> _WORK TO BE COMPLETED_
Search the data for the word "computer" and copy every line where it occurs.

Data entries:
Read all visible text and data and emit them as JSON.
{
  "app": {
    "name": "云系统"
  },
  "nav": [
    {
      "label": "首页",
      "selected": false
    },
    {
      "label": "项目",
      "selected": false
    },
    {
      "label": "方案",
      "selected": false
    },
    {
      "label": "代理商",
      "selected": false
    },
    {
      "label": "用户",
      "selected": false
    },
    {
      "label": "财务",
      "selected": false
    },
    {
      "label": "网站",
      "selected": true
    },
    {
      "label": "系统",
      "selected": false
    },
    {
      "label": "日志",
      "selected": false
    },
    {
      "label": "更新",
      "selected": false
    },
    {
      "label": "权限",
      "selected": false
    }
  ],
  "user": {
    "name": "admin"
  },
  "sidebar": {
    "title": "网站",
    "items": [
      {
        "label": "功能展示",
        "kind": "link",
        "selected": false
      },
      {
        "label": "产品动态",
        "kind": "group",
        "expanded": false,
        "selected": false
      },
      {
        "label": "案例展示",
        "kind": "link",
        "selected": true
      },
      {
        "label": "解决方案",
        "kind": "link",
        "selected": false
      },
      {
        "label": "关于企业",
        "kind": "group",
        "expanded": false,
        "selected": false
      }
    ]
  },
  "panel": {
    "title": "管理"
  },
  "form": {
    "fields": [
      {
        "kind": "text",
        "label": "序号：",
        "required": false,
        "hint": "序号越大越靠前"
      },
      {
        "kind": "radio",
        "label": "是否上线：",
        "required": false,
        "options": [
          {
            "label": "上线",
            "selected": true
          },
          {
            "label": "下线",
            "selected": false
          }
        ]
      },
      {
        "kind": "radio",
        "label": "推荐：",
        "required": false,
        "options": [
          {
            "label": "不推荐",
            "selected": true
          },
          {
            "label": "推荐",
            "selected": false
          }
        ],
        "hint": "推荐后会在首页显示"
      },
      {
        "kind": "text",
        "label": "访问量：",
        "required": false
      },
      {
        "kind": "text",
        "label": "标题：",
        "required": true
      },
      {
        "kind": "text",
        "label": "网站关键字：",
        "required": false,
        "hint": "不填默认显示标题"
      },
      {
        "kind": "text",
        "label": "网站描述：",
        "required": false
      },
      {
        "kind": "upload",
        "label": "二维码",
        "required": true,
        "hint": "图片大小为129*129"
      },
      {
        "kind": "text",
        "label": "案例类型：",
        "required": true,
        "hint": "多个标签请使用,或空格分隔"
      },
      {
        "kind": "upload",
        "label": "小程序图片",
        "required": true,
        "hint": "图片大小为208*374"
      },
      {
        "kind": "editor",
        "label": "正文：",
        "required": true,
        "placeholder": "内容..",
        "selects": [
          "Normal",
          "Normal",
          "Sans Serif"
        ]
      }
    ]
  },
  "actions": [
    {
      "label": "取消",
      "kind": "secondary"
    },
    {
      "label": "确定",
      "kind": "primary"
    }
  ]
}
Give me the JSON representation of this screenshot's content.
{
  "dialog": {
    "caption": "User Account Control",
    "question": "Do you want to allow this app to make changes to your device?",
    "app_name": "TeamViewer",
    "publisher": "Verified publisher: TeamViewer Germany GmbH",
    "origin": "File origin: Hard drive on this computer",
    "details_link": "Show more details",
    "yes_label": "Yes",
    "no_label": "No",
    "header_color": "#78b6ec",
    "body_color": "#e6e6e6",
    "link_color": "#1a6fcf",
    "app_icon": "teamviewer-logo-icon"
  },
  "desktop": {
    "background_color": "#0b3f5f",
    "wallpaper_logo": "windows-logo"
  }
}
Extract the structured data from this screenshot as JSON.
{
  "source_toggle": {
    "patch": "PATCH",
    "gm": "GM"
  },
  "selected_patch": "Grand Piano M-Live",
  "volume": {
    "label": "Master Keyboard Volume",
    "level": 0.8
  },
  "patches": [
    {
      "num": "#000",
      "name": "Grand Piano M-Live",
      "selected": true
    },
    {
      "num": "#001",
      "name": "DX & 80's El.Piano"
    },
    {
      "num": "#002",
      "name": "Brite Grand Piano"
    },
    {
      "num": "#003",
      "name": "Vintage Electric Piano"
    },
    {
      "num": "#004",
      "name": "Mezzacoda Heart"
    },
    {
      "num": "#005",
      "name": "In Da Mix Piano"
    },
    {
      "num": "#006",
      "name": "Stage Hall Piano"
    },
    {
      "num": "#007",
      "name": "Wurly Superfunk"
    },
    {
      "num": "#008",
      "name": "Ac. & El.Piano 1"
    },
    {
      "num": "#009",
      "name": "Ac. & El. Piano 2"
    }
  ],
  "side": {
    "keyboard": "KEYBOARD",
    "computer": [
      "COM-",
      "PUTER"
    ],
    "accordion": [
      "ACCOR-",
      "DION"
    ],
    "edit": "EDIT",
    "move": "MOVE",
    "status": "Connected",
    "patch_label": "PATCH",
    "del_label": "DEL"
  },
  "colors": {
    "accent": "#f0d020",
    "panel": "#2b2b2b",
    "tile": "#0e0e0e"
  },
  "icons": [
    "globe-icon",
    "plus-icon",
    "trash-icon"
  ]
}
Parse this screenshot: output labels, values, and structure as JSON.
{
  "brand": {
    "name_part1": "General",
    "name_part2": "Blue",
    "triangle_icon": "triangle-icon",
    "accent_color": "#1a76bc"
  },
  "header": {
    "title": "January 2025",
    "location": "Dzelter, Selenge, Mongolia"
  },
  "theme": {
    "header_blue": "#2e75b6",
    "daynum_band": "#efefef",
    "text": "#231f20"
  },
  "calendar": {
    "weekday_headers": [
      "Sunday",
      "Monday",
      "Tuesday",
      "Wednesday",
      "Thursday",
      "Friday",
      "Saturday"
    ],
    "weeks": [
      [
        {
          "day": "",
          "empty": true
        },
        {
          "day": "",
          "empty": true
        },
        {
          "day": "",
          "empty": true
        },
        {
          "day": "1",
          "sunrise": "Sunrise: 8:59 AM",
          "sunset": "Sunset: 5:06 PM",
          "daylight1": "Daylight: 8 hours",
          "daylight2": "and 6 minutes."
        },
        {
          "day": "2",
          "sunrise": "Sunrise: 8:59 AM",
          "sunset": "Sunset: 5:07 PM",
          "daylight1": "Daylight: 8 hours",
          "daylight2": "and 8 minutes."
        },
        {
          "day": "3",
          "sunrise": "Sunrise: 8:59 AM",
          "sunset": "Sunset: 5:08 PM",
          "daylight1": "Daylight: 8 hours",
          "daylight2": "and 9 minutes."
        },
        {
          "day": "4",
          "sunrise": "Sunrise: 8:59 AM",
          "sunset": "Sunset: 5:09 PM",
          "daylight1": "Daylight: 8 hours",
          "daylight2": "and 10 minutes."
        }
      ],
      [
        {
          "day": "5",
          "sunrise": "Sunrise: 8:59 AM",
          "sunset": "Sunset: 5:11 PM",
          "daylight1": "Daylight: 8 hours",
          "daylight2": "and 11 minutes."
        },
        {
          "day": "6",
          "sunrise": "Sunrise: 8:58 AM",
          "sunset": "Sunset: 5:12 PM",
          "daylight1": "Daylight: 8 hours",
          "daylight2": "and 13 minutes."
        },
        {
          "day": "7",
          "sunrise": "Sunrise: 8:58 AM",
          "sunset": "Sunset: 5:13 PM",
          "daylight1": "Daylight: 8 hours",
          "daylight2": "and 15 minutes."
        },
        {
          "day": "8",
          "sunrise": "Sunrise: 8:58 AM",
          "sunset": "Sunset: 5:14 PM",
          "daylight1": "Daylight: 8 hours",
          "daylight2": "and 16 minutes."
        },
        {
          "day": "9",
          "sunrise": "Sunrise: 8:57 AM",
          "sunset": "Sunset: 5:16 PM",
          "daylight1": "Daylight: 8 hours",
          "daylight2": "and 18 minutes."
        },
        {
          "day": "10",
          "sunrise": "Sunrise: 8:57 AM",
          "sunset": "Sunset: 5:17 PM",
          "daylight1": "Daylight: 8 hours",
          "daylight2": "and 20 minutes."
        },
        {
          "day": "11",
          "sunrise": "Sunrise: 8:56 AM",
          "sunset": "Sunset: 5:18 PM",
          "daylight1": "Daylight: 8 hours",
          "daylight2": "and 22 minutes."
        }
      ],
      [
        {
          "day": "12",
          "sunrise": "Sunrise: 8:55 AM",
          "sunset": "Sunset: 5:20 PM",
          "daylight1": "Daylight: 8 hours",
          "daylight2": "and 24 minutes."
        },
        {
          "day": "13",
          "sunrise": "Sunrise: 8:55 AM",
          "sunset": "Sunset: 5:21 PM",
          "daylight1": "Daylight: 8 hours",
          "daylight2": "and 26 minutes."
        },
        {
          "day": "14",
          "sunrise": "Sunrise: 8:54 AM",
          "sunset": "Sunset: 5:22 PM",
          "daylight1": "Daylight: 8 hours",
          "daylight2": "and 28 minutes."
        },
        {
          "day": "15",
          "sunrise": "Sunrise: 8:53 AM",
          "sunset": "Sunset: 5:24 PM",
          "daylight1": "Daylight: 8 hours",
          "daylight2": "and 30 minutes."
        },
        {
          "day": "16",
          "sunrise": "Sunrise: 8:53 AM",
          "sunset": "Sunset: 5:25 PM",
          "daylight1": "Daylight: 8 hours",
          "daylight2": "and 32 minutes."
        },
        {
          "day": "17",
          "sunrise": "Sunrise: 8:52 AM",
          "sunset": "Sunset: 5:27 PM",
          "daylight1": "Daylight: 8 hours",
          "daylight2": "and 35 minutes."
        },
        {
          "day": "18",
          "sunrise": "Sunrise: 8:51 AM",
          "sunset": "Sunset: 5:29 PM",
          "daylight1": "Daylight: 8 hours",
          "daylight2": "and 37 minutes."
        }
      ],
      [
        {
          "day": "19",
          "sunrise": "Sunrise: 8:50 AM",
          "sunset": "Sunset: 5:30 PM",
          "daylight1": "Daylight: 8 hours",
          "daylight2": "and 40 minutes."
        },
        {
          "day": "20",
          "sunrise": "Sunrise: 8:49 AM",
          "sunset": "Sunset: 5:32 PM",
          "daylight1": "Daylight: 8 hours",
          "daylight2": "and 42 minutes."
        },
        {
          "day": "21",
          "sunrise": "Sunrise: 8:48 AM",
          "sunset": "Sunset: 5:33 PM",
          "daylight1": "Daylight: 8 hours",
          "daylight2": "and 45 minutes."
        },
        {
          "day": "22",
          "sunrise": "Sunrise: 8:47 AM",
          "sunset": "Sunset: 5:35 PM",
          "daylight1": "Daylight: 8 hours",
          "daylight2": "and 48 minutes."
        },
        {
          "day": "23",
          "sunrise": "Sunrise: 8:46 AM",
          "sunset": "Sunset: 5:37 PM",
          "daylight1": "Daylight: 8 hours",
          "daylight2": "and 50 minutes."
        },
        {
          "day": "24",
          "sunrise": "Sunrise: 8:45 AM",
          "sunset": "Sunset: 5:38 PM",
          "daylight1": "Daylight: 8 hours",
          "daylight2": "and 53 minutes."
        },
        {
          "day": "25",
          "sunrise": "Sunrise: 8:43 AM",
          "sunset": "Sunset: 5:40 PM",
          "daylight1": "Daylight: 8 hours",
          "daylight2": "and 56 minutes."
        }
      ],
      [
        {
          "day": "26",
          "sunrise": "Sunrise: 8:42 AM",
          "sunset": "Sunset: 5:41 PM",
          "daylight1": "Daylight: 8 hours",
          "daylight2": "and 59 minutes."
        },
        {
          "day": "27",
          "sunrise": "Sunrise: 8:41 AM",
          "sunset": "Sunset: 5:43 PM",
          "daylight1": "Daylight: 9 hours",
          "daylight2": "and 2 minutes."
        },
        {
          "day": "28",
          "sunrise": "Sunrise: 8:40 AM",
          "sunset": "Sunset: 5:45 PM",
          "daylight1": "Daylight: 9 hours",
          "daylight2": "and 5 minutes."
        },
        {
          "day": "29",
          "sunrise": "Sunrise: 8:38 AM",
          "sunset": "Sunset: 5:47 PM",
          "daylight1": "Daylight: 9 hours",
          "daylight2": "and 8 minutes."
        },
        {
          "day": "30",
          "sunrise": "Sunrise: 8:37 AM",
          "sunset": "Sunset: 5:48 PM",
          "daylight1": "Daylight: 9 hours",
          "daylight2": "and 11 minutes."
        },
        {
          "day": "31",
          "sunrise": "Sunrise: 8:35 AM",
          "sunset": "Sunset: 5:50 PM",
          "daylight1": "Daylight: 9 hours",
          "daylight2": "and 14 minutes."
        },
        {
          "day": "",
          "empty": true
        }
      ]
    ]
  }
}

> _RESULT OF THE EXERCISE_
    "origin": "File origin: Hard drive on this computer",
    "computer": [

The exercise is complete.